Material to process –
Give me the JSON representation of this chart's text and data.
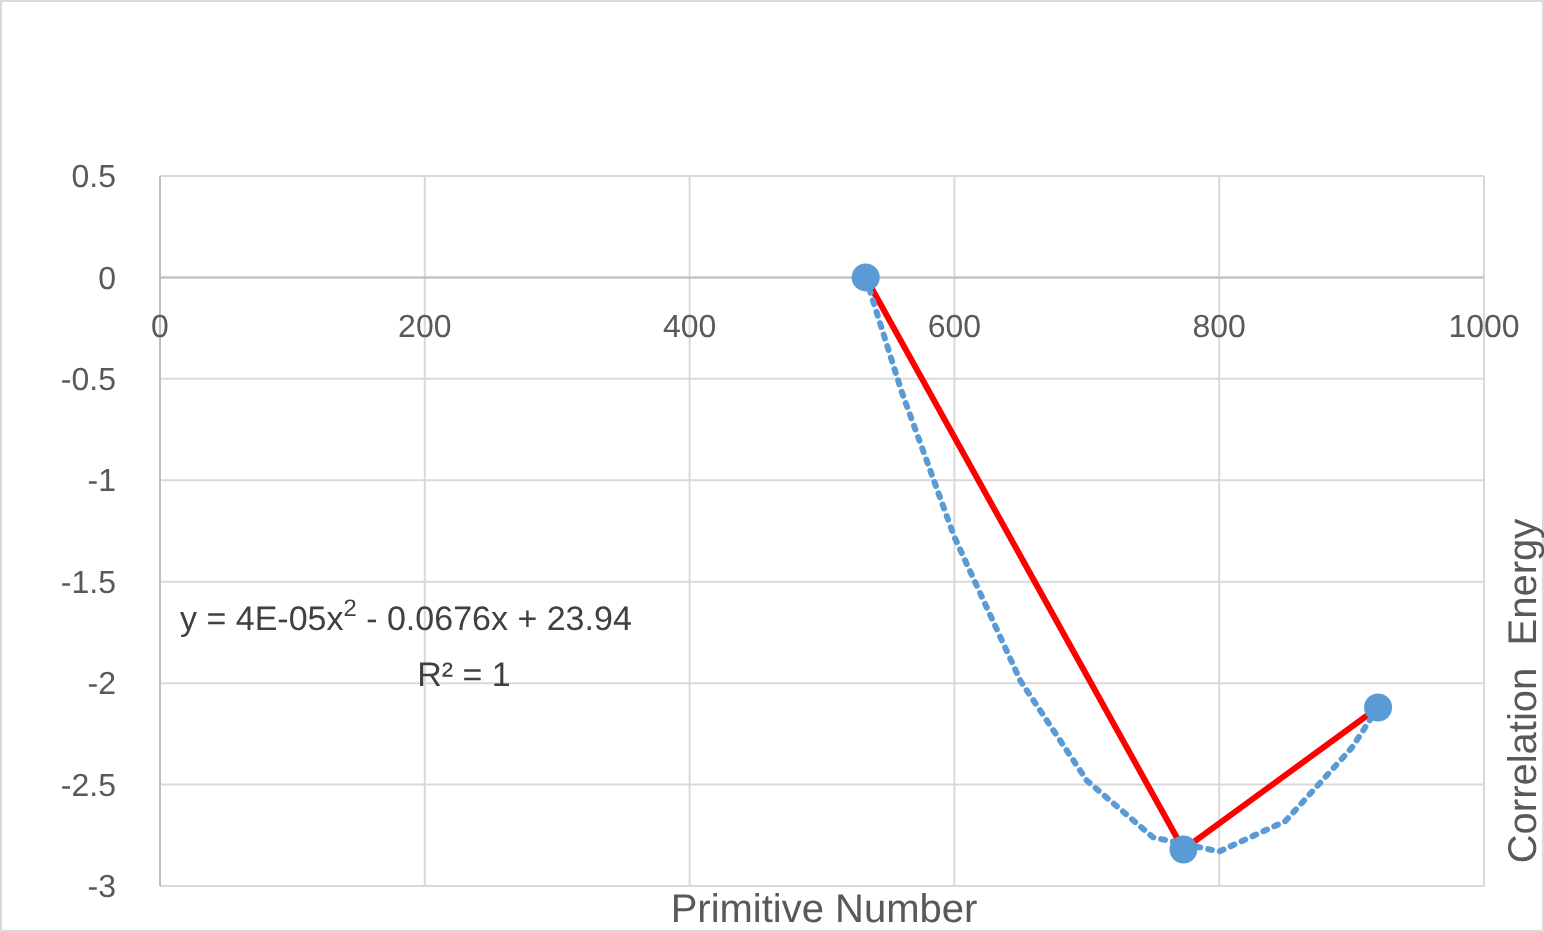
{
  "chart_data": {
    "type": "line",
    "xlabel": "Primitive Number",
    "ylabel": "Correlation  Energy",
    "xlim": [
      0,
      1000
    ],
    "xticks": [
      0,
      200,
      400,
      600,
      800,
      1000
    ],
    "ylim": [
      -3,
      0.5
    ],
    "yticks": [
      -3,
      -2.5,
      -2,
      -1.5,
      -1,
      -0.5,
      0,
      0.5
    ],
    "grid": true,
    "series": [
      {
        "color": "#ff0000",
        "x": [
          533,
          773,
          920
        ],
        "values": [
          0,
          -2.82,
          -2.12
        ],
        "marker": "none",
        "line_style": "solid"
      },
      {
        "color": "#5b9bd5",
        "x": [
          533,
          560,
          600,
          650,
          700,
          750,
          800,
          850,
          900,
          920
        ],
        "values": [
          0,
          -0.56,
          -1.28,
          -1.99,
          -2.48,
          -2.76,
          -2.83,
          -2.68,
          -2.32,
          -2.12
        ],
        "marker": "none",
        "line_style": "dotted"
      },
      {
        "type": "scatter",
        "color": "#5b9bd5",
        "x": [
          533,
          773,
          920
        ],
        "values": [
          0,
          -2.82,
          -2.12
        ],
        "marker": "circle"
      }
    ],
    "annotations": [
      "y = 4E-05x$^{2}$ - 0.0676x + 23.94",
      "R² = 1"
    ]
  }
}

Required work –
Quote each record exactly as it stands, minus the pictures.

Written solution –
Give me the JSON representation of this chart's text and data.
{
  "chart_data": {
    "type": "line",
    "xlabel": "Primitive Number",
    "ylabel": "Correlation  Energy",
    "xlim": [
      0,
      1000
    ],
    "xticks": [
      0,
      200,
      400,
      600,
      800,
      1000
    ],
    "ylim": [
      -3,
      0.5
    ],
    "yticks": [
      -3,
      -2.5,
      -2,
      -1.5,
      -1,
      -0.5,
      0,
      0.5
    ],
    "grid": true,
    "series": [
      {
        "color": "#ff0000",
        "x": [
          533,
          773,
          920
        ],
        "values": [
          0,
          -2.82,
          -2.12
        ],
        "marker": "none",
        "line_style": "solid"
      },
      {
        "color": "#5b9bd5",
        "x": [
          533,
          560,
          600,
          650,
          700,
          750,
          800,
          850,
          900,
          920
        ],
        "values": [
          0,
          -0.56,
          -1.28,
          -1.99,
          -2.48,
          -2.76,
          -2.83,
          -2.68,
          -2.32,
          -2.12
        ],
        "marker": "none",
        "line_style": "dotted"
      },
      {
        "type": "scatter",
        "color": "#5b9bd5",
        "x": [
          533,
          773,
          920
        ],
        "values": [
          0,
          -2.82,
          -2.12
        ],
        "marker": "circle"
      }
    ],
    "annotations": [
      "y = 4E-05x$^{2}$ - 0.0676x + 23.94",
      "R² = 1"
    ]
  }
}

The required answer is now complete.